Exercise: Output all lines exactly.

Items:
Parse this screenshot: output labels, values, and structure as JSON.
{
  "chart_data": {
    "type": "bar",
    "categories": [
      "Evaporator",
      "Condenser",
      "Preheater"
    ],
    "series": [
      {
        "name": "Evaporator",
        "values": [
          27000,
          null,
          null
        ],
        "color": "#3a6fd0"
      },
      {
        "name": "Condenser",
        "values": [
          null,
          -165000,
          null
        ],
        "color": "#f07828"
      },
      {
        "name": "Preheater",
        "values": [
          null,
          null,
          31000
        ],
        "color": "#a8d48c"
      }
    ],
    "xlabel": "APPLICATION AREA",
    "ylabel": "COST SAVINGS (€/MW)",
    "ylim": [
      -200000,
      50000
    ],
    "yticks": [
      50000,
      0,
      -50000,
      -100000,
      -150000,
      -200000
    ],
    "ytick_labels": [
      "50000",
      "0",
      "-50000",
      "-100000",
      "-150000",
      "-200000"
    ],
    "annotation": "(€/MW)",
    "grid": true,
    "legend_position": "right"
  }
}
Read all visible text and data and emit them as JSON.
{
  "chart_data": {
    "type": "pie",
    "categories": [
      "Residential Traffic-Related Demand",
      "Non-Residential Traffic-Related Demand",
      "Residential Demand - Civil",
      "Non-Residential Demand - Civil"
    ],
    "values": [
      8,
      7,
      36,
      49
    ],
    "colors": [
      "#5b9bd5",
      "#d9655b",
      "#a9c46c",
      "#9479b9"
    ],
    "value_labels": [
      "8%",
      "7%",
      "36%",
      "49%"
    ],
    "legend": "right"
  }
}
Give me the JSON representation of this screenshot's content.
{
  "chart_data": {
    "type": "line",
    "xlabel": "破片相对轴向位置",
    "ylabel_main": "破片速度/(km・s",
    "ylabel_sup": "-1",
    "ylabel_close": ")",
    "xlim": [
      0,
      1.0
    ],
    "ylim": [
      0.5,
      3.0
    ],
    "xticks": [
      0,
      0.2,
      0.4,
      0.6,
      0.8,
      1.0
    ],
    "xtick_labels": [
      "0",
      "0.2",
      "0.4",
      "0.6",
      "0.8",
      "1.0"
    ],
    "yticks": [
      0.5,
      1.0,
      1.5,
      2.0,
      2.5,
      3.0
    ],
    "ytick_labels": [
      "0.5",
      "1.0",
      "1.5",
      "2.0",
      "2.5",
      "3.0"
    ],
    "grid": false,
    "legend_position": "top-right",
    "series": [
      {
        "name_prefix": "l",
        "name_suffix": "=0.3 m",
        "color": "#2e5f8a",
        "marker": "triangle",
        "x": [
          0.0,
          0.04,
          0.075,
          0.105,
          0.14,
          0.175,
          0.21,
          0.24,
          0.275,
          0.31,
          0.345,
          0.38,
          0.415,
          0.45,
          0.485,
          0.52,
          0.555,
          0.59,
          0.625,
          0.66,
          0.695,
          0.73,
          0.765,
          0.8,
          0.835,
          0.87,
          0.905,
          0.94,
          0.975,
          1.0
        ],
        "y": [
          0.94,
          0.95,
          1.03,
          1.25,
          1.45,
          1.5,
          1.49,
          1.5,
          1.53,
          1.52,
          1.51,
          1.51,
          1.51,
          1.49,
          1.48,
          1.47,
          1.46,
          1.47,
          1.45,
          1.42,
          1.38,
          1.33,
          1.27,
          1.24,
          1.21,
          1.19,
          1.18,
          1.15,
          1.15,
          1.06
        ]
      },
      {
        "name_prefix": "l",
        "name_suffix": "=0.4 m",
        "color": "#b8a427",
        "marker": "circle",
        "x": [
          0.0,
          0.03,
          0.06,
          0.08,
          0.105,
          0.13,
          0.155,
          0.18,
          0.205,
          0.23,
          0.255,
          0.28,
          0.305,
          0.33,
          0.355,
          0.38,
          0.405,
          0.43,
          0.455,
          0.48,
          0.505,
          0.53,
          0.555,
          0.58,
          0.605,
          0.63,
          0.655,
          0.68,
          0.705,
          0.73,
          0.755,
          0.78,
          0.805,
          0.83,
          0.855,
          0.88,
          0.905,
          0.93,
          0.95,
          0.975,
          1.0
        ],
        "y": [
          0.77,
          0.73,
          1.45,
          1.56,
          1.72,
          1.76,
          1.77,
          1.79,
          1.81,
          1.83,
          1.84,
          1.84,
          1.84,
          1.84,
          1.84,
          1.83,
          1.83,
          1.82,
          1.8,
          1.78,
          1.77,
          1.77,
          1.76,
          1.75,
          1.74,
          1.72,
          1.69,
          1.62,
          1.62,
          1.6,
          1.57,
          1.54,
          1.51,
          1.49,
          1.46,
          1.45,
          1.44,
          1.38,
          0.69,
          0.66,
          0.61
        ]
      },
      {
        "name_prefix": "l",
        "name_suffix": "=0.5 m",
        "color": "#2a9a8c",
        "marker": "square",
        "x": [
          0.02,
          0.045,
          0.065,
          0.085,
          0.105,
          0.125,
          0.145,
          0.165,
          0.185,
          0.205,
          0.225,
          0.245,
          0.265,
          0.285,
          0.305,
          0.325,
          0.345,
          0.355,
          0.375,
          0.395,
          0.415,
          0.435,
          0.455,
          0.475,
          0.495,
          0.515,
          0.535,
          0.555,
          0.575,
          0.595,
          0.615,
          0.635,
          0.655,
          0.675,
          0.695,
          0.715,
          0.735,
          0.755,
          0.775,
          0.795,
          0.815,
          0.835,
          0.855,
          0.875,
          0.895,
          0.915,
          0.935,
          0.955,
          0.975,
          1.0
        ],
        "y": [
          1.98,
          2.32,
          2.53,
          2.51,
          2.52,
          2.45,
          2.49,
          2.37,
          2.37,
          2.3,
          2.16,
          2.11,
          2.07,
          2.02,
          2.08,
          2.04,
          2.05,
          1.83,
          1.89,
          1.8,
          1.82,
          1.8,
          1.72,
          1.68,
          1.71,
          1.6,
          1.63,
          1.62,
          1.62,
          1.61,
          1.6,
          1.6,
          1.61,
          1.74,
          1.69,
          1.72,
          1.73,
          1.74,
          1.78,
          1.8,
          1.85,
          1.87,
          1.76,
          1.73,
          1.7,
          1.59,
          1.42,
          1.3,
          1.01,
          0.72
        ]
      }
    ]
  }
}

The reply:
Parse this screenshot: output labels, values, and structure as JSON.
{
  "chart_data": {
    "type": "bar",
    "categories": [
      "Evaporator",
      "Condenser",
      "Preheater"
    ],
    "series": [
      {
        "name": "Evaporator",
        "values": [
          27000,
          null,
          null
        ],
        "color": "#3a6fd0"
      },
      {
        "name": "Condenser",
        "values": [
          null,
          -165000,
          null
        ],
        "color": "#f07828"
      },
      {
        "name": "Preheater",
        "values": [
          null,
          null,
          31000
        ],
        "color": "#a8d48c"
      }
    ],
    "xlabel": "APPLICATION AREA",
    "ylabel": "COST SAVINGS (€/MW)",
    "ylim": [
      -200000,
      50000
    ],
    "yticks": [
      50000,
      0,
      -50000,
      -100000,
      -150000,
      -200000
    ],
    "ytick_labels": [
      "50000",
      "0",
      "-50000",
      "-100000",
      "-150000",
      "-200000"
    ],
    "annotation": "(€/MW)",
    "grid": true,
    "legend_position": "right"
  }
}
Read all visible text and data and emit them as JSON.
{
  "chart_data": {
    "type": "pie",
    "categories": [
      "Residential Traffic-Related Demand",
      "Non-Residential Traffic-Related Demand",
      "Residential Demand - Civil",
      "Non-Residential Demand - Civil"
    ],
    "values": [
      8,
      7,
      36,
      49
    ],
    "colors": [
      "#5b9bd5",
      "#d9655b",
      "#a9c46c",
      "#9479b9"
    ],
    "value_labels": [
      "8%",
      "7%",
      "36%",
      "49%"
    ],
    "legend": "right"
  }
}
Give me the JSON representation of this screenshot's content.
{
  "chart_data": {
    "type": "line",
    "xlabel": "破片相对轴向位置",
    "ylabel_main": "破片速度/(km・s",
    "ylabel_sup": "-1",
    "ylabel_close": ")",
    "xlim": [
      0,
      1.0
    ],
    "ylim": [
      0.5,
      3.0
    ],
    "xticks": [
      0,
      0.2,
      0.4,
      0.6,
      0.8,
      1.0
    ],
    "xtick_labels": [
      "0",
      "0.2",
      "0.4",
      "0.6",
      "0.8",
      "1.0"
    ],
    "yticks": [
      0.5,
      1.0,
      1.5,
      2.0,
      2.5,
      3.0
    ],
    "ytick_labels": [
      "0.5",
      "1.0",
      "1.5",
      "2.0",
      "2.5",
      "3.0"
    ],
    "grid": false,
    "legend_position": "top-right",
    "series": [
      {
        "name_prefix": "l",
        "name_suffix": "=0.3 m",
        "color": "#2e5f8a",
        "marker": "triangle",
        "x": [
          0.0,
          0.04,
          0.075,
          0.105,
          0.14,
          0.175,
          0.21,
          0.24,
          0.275,
          0.31,
          0.345,
          0.38,
          0.415,
          0.45,
          0.485,
          0.52,
          0.555,
          0.59,
          0.625,
          0.66,
          0.695,
          0.73,
          0.765,
          0.8,
          0.835,
          0.87,
          0.905,
          0.94,
          0.975,
          1.0
        ],
        "y": [
          0.94,
          0.95,
          1.03,
          1.25,
          1.45,
          1.5,
          1.49,
          1.5,
          1.53,
          1.52,
          1.51,
          1.51,
          1.51,
          1.49,
          1.48,
          1.47,
          1.46,
          1.47,
          1.45,
          1.42,
          1.38,
          1.33,
          1.27,
          1.24,
          1.21,
          1.19,
          1.18,
          1.15,
          1.15,
          1.06
        ]
      },
      {
        "name_prefix": "l",
        "name_suffix": "=0.4 m",
        "color": "#b8a427",
        "marker": "circle",
        "x": [
          0.0,
          0.03,
          0.06,
          0.08,
          0.105,
          0.13,
          0.155,
          0.18,
          0.205,
          0.23,
          0.255,
          0.28,
          0.305,
          0.33,
          0.355,
          0.38,
          0.405,
          0.43,
          0.455,
          0.48,
          0.505,
          0.53,
          0.555,
          0.58,
          0.605,
          0.63,
          0.655,
          0.68,
          0.705,
          0.73,
          0.755,
          0.78,
          0.805,
          0.83,
          0.855,
          0.88,
          0.905,
          0.93,
          0.95,
          0.975,
          1.0
        ],
        "y": [
          0.77,
          0.73,
          1.45,
          1.56,
          1.72,
          1.76,
          1.77,
          1.79,
          1.81,
          1.83,
          1.84,
          1.84,
          1.84,
          1.84,
          1.84,
          1.83,
          1.83,
          1.82,
          1.8,
          1.78,
          1.77,
          1.77,
          1.76,
          1.75,
          1.74,
          1.72,
          1.69,
          1.62,
          1.62,
          1.6,
          1.57,
          1.54,
          1.51,
          1.49,
          1.46,
          1.45,
          1.44,
          1.38,
          0.69,
          0.66,
          0.61
        ]
      },
      {
        "name_prefix": "l",
        "name_suffix": "=0.5 m",
        "color": "#2a9a8c",
        "marker": "square",
        "x": [
          0.02,
          0.045,
          0.065,
          0.085,
          0.105,
          0.125,
          0.145,
          0.165,
          0.185,
          0.205,
          0.225,
          0.245,
          0.265,
          0.285,
          0.305,
          0.325,
          0.345,
          0.355,
          0.375,
          0.395,
          0.415,
          0.435,
          0.455,
          0.475,
          0.495,
          0.515,
          0.535,
          0.555,
          0.575,
          0.595,
          0.615,
          0.635,
          0.655,
          0.675,
          0.695,
          0.715,
          0.735,
          0.755,
          0.775,
          0.795,
          0.815,
          0.835,
          0.855,
          0.875,
          0.895,
          0.915,
          0.935,
          0.955,
          0.975,
          1.0
        ],
        "y": [
          1.98,
          2.32,
          2.53,
          2.51,
          2.52,
          2.45,
          2.49,
          2.37,
          2.37,
          2.3,
          2.16,
          2.11,
          2.07,
          2.02,
          2.08,
          2.04,
          2.05,
          1.83,
          1.89,
          1.8,
          1.82,
          1.8,
          1.72,
          1.68,
          1.71,
          1.6,
          1.63,
          1.62,
          1.62,
          1.61,
          1.6,
          1.6,
          1.61,
          1.74,
          1.69,
          1.72,
          1.73,
          1.74,
          1.78,
          1.8,
          1.85,
          1.87,
          1.76,
          1.73,
          1.7,
          1.59,
          1.42,
          1.3,
          1.01,
          0.72
        ]
      }
    ]
  }
}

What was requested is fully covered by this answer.